**Supplied records**
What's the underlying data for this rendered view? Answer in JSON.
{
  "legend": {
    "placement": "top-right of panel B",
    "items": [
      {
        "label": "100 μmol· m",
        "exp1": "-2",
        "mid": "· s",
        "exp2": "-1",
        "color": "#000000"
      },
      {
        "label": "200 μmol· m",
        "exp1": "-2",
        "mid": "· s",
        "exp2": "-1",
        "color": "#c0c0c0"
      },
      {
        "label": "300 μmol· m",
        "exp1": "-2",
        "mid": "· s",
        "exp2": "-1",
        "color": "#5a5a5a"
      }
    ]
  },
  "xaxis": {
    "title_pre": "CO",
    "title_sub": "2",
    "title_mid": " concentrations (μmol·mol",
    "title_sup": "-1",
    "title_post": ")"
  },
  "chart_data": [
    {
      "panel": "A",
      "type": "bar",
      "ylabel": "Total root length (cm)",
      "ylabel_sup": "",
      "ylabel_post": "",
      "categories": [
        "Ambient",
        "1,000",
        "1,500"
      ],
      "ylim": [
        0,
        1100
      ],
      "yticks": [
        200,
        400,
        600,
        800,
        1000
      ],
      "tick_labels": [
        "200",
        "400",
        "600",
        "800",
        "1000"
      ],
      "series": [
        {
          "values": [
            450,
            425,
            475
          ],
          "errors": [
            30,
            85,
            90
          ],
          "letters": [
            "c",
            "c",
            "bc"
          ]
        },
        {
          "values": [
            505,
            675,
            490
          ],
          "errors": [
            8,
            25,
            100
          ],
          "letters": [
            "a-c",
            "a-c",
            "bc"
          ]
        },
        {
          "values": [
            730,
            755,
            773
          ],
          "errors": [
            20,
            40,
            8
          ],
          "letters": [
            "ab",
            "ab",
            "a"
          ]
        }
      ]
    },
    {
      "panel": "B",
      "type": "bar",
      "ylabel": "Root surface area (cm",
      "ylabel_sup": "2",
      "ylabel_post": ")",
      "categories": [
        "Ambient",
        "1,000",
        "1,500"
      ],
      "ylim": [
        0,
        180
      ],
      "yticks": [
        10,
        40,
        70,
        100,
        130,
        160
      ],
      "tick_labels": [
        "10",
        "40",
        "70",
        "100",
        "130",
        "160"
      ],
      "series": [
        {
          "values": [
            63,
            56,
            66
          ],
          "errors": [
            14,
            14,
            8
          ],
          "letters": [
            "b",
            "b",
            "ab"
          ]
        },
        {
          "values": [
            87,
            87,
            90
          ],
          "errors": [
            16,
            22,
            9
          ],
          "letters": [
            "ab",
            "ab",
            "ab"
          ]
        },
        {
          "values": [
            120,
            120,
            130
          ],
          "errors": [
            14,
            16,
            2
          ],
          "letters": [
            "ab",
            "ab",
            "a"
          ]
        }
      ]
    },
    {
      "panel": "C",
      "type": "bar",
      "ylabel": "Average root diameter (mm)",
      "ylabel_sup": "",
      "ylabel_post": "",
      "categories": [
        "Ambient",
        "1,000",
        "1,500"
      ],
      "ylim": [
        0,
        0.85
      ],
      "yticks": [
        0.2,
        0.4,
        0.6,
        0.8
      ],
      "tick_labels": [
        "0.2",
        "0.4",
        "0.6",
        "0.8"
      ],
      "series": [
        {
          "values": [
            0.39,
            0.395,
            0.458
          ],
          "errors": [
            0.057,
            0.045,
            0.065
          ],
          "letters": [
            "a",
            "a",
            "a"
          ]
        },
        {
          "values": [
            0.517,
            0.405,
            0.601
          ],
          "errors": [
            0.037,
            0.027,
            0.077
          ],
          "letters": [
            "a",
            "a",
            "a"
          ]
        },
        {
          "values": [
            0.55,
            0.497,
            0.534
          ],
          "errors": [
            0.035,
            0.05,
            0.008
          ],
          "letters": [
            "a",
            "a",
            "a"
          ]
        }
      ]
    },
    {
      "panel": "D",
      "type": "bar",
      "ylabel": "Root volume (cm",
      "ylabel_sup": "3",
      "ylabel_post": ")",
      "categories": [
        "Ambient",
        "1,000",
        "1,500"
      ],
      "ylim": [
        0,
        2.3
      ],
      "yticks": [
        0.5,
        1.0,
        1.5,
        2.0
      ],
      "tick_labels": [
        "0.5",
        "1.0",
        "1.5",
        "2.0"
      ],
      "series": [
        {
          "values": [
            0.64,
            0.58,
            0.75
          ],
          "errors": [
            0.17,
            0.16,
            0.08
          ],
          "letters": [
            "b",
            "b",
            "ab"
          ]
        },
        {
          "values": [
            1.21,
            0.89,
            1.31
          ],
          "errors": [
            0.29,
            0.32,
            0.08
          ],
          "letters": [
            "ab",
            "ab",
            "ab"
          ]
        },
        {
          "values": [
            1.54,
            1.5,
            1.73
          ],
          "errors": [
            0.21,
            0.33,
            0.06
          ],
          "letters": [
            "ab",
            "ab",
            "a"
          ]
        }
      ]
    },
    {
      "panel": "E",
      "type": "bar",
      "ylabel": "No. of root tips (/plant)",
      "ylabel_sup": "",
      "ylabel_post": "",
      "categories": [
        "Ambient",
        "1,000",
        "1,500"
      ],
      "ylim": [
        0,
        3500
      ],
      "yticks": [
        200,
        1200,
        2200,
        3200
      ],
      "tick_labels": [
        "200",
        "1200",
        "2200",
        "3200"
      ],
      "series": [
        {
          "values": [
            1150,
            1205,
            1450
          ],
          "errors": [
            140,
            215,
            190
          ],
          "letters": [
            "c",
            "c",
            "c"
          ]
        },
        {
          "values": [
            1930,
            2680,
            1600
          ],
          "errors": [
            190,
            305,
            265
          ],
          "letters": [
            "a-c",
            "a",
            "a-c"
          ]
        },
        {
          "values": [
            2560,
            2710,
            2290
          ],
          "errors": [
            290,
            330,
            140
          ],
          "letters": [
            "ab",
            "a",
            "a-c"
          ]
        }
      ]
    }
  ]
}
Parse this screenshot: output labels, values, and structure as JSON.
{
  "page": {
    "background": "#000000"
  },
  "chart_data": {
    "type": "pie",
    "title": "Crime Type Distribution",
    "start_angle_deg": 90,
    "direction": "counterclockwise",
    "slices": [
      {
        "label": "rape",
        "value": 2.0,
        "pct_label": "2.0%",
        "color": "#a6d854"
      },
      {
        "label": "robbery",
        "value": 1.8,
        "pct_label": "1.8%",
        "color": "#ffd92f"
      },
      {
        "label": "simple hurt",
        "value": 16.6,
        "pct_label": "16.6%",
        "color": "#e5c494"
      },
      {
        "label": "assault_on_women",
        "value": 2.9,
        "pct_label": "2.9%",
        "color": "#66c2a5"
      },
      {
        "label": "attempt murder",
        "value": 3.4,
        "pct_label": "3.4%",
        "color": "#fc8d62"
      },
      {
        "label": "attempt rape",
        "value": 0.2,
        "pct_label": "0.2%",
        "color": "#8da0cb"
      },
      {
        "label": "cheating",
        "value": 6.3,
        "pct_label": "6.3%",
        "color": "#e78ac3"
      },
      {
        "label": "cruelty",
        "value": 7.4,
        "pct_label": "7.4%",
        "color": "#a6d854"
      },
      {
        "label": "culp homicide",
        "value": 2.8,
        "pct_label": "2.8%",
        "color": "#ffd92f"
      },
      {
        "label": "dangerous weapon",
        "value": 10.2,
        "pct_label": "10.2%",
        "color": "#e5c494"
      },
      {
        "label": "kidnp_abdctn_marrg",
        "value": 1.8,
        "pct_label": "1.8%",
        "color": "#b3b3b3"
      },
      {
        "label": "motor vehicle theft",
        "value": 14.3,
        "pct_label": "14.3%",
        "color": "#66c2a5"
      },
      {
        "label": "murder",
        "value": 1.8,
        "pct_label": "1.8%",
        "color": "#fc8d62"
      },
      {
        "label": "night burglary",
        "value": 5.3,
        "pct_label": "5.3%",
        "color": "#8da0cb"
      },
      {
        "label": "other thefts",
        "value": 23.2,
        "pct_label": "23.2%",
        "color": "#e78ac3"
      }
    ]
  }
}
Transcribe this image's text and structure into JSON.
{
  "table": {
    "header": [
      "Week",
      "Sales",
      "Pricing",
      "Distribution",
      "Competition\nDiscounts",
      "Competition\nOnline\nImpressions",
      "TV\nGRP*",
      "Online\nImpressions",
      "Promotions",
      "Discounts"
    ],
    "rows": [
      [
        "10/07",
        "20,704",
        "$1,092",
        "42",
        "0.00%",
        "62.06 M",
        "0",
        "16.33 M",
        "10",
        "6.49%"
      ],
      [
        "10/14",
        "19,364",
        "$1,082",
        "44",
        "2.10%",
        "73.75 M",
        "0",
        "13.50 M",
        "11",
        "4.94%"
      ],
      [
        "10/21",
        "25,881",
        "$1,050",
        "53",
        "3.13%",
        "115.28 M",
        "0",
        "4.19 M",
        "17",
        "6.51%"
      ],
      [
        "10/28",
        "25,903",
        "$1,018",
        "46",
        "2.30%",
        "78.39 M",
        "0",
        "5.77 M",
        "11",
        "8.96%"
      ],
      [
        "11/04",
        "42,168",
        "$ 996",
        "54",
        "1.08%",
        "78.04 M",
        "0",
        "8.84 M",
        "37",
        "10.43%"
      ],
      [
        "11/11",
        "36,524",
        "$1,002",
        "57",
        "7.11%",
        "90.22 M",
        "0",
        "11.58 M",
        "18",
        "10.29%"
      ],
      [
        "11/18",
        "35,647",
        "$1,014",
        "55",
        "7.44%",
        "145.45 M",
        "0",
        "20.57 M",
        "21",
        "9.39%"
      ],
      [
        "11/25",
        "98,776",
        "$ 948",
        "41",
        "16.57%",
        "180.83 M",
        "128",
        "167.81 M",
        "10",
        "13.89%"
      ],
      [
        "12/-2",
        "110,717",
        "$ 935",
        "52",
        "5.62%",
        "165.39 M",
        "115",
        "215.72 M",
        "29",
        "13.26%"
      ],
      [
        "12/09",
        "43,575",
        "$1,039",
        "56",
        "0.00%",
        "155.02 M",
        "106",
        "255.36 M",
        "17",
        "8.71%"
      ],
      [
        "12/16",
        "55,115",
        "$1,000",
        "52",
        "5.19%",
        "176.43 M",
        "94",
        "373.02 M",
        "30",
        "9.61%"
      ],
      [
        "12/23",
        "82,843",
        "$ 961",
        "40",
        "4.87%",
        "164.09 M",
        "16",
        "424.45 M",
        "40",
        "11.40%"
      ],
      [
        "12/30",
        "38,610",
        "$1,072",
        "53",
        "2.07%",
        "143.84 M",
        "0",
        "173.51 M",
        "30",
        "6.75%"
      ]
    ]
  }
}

**Exercise details**
Review the preceding data and report every line that includes the string "structure".

**Task response**
Parse this screenshot: output labels, values, and structure as JSON.
Transcribe this image's text and structure into JSON.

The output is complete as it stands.